■ **Directions for this task**: Reproduce all entries word for word.

[Dataset excerpts]
>>>>

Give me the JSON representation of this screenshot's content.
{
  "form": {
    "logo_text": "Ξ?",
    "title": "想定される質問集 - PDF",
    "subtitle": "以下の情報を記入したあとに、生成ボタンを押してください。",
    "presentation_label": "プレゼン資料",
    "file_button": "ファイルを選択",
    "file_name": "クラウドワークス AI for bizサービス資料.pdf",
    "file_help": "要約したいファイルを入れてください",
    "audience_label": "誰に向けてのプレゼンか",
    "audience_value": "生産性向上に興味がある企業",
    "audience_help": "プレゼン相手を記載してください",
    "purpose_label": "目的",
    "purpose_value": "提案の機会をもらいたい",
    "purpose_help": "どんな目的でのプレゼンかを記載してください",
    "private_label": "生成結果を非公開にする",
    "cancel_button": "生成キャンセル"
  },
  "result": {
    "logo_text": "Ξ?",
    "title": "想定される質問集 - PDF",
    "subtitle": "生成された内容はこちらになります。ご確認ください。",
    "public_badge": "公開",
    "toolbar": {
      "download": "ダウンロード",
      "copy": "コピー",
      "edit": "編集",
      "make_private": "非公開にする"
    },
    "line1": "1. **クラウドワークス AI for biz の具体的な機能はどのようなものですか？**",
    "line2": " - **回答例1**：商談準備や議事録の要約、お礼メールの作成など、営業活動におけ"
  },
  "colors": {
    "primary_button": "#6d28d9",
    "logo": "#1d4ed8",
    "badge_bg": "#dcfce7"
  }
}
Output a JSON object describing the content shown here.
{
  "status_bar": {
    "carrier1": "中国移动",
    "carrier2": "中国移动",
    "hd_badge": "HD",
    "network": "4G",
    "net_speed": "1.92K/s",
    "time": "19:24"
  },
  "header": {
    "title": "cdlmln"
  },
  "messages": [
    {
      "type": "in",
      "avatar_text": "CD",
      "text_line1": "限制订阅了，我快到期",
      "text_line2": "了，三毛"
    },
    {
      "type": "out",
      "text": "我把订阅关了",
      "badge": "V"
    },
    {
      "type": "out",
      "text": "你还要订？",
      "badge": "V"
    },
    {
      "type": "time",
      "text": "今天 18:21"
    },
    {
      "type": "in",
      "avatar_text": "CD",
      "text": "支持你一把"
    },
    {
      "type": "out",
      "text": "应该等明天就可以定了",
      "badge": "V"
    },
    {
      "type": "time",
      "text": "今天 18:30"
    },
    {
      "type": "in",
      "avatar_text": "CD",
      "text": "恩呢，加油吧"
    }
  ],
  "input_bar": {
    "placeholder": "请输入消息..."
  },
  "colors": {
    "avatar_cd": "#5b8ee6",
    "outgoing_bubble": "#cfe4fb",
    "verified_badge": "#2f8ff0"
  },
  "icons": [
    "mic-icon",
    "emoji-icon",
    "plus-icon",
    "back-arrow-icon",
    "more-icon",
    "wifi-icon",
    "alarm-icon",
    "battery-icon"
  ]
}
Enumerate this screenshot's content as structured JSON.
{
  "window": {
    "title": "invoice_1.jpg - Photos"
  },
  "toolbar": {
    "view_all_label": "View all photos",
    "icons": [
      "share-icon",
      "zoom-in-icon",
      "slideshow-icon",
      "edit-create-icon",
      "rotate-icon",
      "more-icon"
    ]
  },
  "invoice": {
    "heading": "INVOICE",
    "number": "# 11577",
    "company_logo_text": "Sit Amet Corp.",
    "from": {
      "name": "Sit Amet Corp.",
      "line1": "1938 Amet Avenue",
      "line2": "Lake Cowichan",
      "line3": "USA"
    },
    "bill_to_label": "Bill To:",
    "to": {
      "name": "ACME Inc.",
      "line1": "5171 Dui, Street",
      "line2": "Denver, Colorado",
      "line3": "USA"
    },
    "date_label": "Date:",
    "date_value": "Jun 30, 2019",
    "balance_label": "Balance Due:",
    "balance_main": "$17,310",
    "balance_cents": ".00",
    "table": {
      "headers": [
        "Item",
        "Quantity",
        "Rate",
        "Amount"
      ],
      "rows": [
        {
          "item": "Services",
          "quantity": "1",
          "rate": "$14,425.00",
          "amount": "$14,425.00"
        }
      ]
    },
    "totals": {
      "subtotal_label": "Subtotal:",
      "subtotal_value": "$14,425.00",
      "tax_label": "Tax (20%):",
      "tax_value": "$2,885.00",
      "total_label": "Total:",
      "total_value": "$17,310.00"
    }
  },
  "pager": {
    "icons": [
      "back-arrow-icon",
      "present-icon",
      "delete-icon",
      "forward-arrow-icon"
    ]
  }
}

<<<<

■ **Result**:
Give me the JSON representation of this screenshot's content.
{
  "form": {
    "logo_text": "Ξ?",
    "title": "想定される質問集 - PDF",
    "subtitle": "以下の情報を記入したあとに、生成ボタンを押してください。",
    "presentation_label": "プレゼン資料",
    "file_button": "ファイルを選択",
    "file_name": "クラウドワークス AI for bizサービス資料.pdf",
    "file_help": "要約したいファイルを入れてください",
    "audience_label": "誰に向けてのプレゼンか",
    "audience_value": "生産性向上に興味がある企業",
    "audience_help": "プレゼン相手を記載してください",
    "purpose_label": "目的",
    "purpose_value": "提案の機会をもらいたい",
    "purpose_help": "どんな目的でのプレゼンかを記載してください",
    "private_label": "生成結果を非公開にする",
    "cancel_button": "生成キャンセル"
  },
  "result": {
    "logo_text": "Ξ?",
    "title": "想定される質問集 - PDF",
    "subtitle": "生成された内容はこちらになります。ご確認ください。",
    "public_badge": "公開",
    "toolbar": {
      "download": "ダウンロード",
      "copy": "コピー",
      "edit": "編集",
      "make_private": "非公開にする"
    },
    "line1": "1. **クラウドワークス AI for biz の具体的な機能はどのようなものですか？**",
    "line2": " - **回答例1**：商談準備や議事録の要約、お礼メールの作成など、営業活動におけ"
  },
  "colors": {
    "primary_button": "#6d28d9",
    "logo": "#1d4ed8",
    "badge_bg": "#dcfce7"
  }
}
Output a JSON object describing the content shown here.
{
  "status_bar": {
    "carrier1": "中国移动",
    "carrier2": "中国移动",
    "hd_badge": "HD",
    "network": "4G",
    "net_speed": "1.92K/s",
    "time": "19:24"
  },
  "header": {
    "title": "cdlmln"
  },
  "messages": [
    {
      "type": "in",
      "avatar_text": "CD",
      "text_line1": "限制订阅了，我快到期",
      "text_line2": "了，三毛"
    },
    {
      "type": "out",
      "text": "我把订阅关了",
      "badge": "V"
    },
    {
      "type": "out",
      "text": "你还要订？",
      "badge": "V"
    },
    {
      "type": "time",
      "text": "今天 18:21"
    },
    {
      "type": "in",
      "avatar_text": "CD",
      "text": "支持你一把"
    },
    {
      "type": "out",
      "text": "应该等明天就可以定了",
      "badge": "V"
    },
    {
      "type": "time",
      "text": "今天 18:30"
    },
    {
      "type": "in",
      "avatar_text": "CD",
      "text": "恩呢，加油吧"
    }
  ],
  "input_bar": {
    "placeholder": "请输入消息..."
  },
  "colors": {
    "avatar_cd": "#5b8ee6",
    "outgoing_bubble": "#cfe4fb",
    "verified_badge": "#2f8ff0"
  },
  "icons": [
    "mic-icon",
    "emoji-icon",
    "plus-icon",
    "back-arrow-icon",
    "more-icon",
    "wifi-icon",
    "alarm-icon",
    "battery-icon"
  ]
}
Enumerate this screenshot's content as structured JSON.
{
  "window": {
    "title": "invoice_1.jpg - Photos"
  },
  "toolbar": {
    "view_all_label": "View all photos",
    "icons": [
      "share-icon",
      "zoom-in-icon",
      "slideshow-icon",
      "edit-create-icon",
      "rotate-icon",
      "more-icon"
    ]
  },
  "invoice": {
    "heading": "INVOICE",
    "number": "# 11577",
    "company_logo_text": "Sit Amet Corp.",
    "from": {
      "name": "Sit Amet Corp.",
      "line1": "1938 Amet Avenue",
      "line2": "Lake Cowichan",
      "line3": "USA"
    },
    "bill_to_label": "Bill To:",
    "to": {
      "name": "ACME Inc.",
      "line1": "5171 Dui, Street",
      "line2": "Denver, Colorado",
      "line3": "USA"
    },
    "date_label": "Date:",
    "date_value": "Jun 30, 2019",
    "balance_label": "Balance Due:",
    "balance_main": "$17,310",
    "balance_cents": ".00",
    "table": {
      "headers": [
        "Item",
        "Quantity",
        "Rate",
        "Amount"
      ],
      "rows": [
        {
          "item": "Services",
          "quantity": "1",
          "rate": "$14,425.00",
          "amount": "$14,425.00"
        }
      ]
    },
    "totals": {
      "subtotal_label": "Subtotal:",
      "subtotal_value": "$14,425.00",
      "tax_label": "Tax (20%):",
      "tax_value": "$2,885.00",
      "total_label": "Total:",
      "total_value": "$17,310.00"
    }
  },
  "pager": {
    "icons": [
      "back-arrow-icon",
      "present-icon",
      "delete-icon",
      "forward-arrow-icon"
    ]
  }
}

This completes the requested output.